OBJECTIVE
Write out every line of the material exactly as it appears.

....................

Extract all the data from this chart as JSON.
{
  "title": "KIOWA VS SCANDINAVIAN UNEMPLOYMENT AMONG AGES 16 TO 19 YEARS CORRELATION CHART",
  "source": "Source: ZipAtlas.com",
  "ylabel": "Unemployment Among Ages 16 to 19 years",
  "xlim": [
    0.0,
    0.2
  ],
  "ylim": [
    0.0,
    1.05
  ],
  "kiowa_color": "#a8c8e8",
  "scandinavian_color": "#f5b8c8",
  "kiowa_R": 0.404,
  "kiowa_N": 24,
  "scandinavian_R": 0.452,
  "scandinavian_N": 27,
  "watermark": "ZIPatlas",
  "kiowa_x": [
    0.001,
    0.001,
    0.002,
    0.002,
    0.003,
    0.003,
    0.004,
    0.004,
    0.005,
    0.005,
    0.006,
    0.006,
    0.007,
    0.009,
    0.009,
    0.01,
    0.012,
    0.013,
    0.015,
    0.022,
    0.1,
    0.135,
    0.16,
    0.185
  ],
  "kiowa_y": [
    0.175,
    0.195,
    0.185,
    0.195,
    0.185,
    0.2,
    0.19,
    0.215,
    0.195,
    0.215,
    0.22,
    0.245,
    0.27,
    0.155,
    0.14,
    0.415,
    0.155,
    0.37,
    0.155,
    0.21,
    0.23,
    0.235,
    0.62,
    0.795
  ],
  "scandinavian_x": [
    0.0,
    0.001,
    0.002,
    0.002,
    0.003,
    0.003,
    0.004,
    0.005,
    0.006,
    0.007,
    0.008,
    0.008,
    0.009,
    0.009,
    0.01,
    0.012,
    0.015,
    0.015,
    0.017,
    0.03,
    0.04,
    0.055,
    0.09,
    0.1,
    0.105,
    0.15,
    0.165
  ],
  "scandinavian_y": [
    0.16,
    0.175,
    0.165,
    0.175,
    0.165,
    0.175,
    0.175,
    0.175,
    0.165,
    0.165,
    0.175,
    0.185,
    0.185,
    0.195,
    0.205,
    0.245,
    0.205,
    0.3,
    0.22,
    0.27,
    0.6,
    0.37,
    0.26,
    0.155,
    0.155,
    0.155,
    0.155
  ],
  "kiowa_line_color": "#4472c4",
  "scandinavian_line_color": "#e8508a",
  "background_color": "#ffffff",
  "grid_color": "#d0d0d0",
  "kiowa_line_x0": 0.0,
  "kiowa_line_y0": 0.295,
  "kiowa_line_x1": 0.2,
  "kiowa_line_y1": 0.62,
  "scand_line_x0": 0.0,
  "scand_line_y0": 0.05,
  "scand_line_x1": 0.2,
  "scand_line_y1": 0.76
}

....................

ANSWER TO THIS TASK
Extract all the data from this chart as JSON.
{
  "title": "KIOWA VS SCANDINAVIAN UNEMPLOYMENT AMONG AGES 16 TO 19 YEARS CORRELATION CHART",
  "source": "Source: ZipAtlas.com",
  "ylabel": "Unemployment Among Ages 16 to 19 years",
  "xlim": [
    0.0,
    0.2
  ],
  "ylim": [
    0.0,
    1.05
  ],
  "kiowa_color": "#a8c8e8",
  "scandinavian_color": "#f5b8c8",
  "kiowa_R": 0.404,
  "kiowa_N": 24,
  "scandinavian_R": 0.452,
  "scandinavian_N": 27,
  "watermark": "ZIPatlas",
  "kiowa_x": [
    0.001,
    0.001,
    0.002,
    0.002,
    0.003,
    0.003,
    0.004,
    0.004,
    0.005,
    0.005,
    0.006,
    0.006,
    0.007,
    0.009,
    0.009,
    0.01,
    0.012,
    0.013,
    0.015,
    0.022,
    0.1,
    0.135,
    0.16,
    0.185
  ],
  "kiowa_y": [
    0.175,
    0.195,
    0.185,
    0.195,
    0.185,
    0.2,
    0.19,
    0.215,
    0.195,
    0.215,
    0.22,
    0.245,
    0.27,
    0.155,
    0.14,
    0.415,
    0.155,
    0.37,
    0.155,
    0.21,
    0.23,
    0.235,
    0.62,
    0.795
  ],
  "scandinavian_x": [
    0.0,
    0.001,
    0.002,
    0.002,
    0.003,
    0.003,
    0.004,
    0.005,
    0.006,
    0.007,
    0.008,
    0.008,
    0.009,
    0.009,
    0.01,
    0.012,
    0.015,
    0.015,
    0.017,
    0.03,
    0.04,
    0.055,
    0.09,
    0.1,
    0.105,
    0.15,
    0.165
  ],
  "scandinavian_y": [
    0.16,
    0.175,
    0.165,
    0.175,
    0.165,
    0.175,
    0.175,
    0.175,
    0.165,
    0.165,
    0.175,
    0.185,
    0.185,
    0.195,
    0.205,
    0.245,
    0.205,
    0.3,
    0.22,
    0.27,
    0.6,
    0.37,
    0.26,
    0.155,
    0.155,
    0.155,
    0.155
  ],
  "kiowa_line_color": "#4472c4",
  "scandinavian_line_color": "#e8508a",
  "background_color": "#ffffff",
  "grid_color": "#d0d0d0",
  "kiowa_line_x0": 0.0,
  "kiowa_line_y0": 0.295,
  "kiowa_line_x1": 0.2,
  "kiowa_line_y1": 0.62,
  "scand_line_x0": 0.0,
  "scand_line_y0": 0.05,
  "scand_line_x1": 0.2,
  "scand_line_y1": 0.76
}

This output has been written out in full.